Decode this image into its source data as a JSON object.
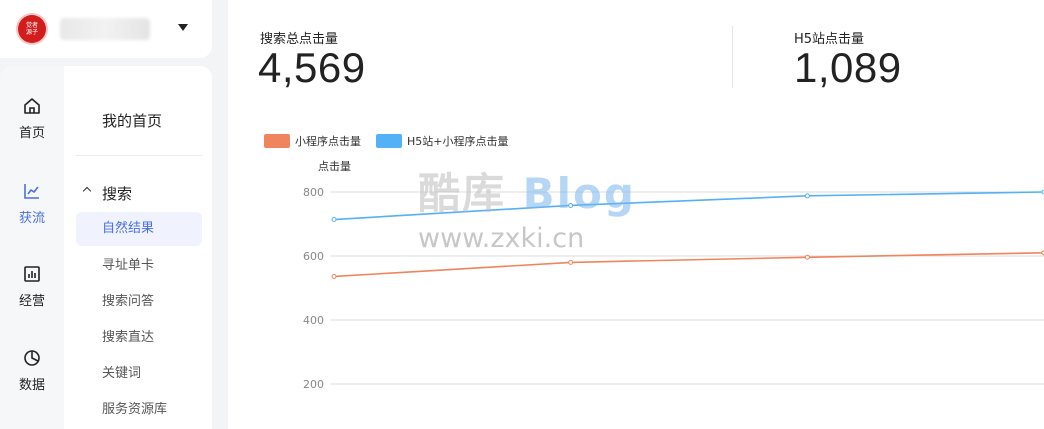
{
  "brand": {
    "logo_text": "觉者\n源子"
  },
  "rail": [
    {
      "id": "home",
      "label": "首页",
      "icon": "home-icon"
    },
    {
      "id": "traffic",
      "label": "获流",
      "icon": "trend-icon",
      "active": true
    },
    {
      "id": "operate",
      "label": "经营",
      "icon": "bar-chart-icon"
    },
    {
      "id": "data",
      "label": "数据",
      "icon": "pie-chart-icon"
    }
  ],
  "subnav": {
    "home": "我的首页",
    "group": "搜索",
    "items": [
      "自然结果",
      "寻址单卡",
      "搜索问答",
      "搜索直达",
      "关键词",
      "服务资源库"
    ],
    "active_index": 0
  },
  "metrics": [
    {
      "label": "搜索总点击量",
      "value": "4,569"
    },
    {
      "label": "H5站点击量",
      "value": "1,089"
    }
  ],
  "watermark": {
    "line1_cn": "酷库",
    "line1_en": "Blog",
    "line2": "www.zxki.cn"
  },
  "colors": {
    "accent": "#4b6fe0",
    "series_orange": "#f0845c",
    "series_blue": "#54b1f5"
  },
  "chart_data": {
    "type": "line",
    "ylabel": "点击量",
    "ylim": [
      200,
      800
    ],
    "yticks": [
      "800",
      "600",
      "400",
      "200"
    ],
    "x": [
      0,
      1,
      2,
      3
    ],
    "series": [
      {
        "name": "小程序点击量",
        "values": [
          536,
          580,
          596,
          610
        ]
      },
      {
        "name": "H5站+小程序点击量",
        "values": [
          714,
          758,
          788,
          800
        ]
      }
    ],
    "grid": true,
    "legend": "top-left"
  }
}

---

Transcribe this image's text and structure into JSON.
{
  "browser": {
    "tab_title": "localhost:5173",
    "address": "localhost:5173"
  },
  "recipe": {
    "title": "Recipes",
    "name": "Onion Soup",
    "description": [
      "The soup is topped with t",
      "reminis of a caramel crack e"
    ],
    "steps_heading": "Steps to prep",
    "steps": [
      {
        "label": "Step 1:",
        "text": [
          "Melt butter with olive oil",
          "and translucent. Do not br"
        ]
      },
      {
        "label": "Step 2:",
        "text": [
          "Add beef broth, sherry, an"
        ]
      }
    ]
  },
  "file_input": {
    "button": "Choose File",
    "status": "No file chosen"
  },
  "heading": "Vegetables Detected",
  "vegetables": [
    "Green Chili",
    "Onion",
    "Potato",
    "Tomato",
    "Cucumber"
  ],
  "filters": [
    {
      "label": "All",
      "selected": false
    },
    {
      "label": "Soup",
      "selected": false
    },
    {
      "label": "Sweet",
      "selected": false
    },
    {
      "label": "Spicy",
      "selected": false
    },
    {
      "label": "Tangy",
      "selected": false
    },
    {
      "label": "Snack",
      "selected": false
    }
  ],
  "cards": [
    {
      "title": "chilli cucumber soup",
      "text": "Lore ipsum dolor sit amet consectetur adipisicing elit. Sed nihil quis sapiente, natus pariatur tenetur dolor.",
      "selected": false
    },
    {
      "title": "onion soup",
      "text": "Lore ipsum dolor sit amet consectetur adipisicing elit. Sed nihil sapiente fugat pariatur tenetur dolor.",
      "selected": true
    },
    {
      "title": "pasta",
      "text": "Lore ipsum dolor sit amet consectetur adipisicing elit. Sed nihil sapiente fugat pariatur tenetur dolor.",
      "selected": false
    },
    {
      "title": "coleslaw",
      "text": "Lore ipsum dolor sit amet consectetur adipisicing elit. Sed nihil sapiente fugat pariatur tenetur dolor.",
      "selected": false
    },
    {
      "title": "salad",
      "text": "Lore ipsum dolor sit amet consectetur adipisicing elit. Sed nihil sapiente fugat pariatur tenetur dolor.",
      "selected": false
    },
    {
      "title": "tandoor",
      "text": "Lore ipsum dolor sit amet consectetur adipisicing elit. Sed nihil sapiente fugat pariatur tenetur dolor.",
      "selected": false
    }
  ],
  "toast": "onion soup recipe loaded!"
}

▶ **TO DO**
Return each full line of the entries that contains the word "icon".

▶ **CORRECT OUTPUT**
      "icon": "home-icon"
      "icon": "trend-icon",
      "icon": "bar-chart-icon"
      "icon": "pie-chart-icon"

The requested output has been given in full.